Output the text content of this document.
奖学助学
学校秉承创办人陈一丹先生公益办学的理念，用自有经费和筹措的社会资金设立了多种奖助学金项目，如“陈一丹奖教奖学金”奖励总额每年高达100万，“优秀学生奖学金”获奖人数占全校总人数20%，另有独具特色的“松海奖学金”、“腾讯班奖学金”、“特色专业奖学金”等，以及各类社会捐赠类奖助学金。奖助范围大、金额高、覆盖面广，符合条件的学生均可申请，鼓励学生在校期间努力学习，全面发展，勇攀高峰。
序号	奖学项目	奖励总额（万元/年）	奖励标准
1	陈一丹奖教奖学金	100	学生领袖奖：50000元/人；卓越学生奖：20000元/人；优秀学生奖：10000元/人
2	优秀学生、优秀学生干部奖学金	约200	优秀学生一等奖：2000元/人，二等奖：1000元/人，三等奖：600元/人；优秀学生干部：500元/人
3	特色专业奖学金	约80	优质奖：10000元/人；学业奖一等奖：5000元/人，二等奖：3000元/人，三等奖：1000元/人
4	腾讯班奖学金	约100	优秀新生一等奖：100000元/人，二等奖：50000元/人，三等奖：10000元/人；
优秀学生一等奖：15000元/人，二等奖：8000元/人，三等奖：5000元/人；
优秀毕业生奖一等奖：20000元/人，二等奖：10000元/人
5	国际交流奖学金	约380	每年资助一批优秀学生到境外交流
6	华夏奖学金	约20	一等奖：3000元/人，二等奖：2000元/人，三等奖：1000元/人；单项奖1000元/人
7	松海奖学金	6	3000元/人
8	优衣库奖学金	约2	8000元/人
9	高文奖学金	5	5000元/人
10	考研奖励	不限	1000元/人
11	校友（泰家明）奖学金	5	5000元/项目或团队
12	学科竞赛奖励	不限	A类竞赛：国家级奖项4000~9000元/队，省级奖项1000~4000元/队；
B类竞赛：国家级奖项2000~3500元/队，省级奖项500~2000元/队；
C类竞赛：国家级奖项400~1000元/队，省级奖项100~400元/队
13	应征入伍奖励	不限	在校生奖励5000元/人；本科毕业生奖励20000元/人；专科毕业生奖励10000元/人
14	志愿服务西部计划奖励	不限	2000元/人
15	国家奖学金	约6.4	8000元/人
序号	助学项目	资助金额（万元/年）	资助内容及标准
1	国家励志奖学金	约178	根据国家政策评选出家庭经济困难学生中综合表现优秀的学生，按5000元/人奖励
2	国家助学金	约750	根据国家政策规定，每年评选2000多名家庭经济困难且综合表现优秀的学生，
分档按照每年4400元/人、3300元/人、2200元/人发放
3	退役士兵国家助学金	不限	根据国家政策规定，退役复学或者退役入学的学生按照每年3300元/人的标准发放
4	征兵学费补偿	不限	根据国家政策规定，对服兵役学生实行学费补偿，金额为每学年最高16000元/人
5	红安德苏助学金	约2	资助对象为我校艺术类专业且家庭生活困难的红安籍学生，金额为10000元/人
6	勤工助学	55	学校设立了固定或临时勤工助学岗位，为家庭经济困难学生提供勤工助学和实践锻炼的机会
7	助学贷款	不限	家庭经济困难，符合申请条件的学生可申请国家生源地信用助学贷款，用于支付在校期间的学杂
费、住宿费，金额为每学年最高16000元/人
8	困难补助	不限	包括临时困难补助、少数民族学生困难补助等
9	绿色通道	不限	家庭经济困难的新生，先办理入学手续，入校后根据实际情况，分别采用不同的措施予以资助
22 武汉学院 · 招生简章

...

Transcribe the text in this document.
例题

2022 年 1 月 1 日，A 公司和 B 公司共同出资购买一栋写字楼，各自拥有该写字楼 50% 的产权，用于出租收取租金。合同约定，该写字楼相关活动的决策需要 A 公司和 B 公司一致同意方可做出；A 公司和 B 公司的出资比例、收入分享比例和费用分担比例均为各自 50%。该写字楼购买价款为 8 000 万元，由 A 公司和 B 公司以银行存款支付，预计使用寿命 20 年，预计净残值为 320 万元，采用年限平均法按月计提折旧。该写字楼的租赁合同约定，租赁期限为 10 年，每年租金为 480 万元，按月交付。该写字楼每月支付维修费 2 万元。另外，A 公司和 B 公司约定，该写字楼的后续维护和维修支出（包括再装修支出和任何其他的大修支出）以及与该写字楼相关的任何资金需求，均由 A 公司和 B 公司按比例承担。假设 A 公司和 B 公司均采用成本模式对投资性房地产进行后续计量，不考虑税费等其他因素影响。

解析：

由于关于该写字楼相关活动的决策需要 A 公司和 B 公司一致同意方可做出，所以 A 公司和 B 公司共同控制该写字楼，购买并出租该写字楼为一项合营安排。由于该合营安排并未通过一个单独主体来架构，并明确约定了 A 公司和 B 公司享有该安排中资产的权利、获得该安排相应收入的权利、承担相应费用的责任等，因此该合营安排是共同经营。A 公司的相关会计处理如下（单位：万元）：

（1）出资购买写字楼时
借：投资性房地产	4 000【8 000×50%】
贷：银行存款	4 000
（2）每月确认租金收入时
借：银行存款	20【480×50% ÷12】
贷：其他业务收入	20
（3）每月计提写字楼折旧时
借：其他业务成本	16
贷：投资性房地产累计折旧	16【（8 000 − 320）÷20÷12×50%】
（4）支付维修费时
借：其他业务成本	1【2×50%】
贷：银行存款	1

==

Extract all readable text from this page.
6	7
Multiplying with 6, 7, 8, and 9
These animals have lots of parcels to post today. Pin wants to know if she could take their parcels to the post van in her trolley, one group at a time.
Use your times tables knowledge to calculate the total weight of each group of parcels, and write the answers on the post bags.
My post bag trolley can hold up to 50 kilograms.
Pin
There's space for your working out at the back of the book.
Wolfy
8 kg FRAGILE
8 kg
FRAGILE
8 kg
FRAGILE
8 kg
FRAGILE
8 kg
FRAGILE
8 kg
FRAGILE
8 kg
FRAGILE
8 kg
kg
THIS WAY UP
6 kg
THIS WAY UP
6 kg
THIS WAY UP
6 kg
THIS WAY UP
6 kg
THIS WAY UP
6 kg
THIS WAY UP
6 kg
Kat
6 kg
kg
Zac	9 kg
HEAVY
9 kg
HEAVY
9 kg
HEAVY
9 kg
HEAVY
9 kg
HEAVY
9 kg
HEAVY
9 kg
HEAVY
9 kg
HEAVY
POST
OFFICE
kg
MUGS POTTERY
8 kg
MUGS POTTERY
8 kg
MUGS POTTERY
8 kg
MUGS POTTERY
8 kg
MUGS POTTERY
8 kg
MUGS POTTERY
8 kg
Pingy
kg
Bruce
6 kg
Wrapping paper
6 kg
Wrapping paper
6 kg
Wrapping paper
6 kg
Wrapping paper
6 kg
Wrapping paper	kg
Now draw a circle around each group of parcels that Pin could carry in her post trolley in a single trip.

[GOAL]
From the entries above, extract every line where the word "根据国家政策规定" appears.

[TASK RESPONSE]
2	国家助学金	约750	根据国家政策规定，每年评选2000多名家庭经济困难且综合表现优秀的学生，
3	退役士兵国家助学金	不限	根据国家政策规定，退役复学或者退役入学的学生按照每年3300元/人的标准发放
4	征兵学费补偿	不限	根据国家政策规定，对服兵役学生实行学费补偿，金额为每学年最高16000元/人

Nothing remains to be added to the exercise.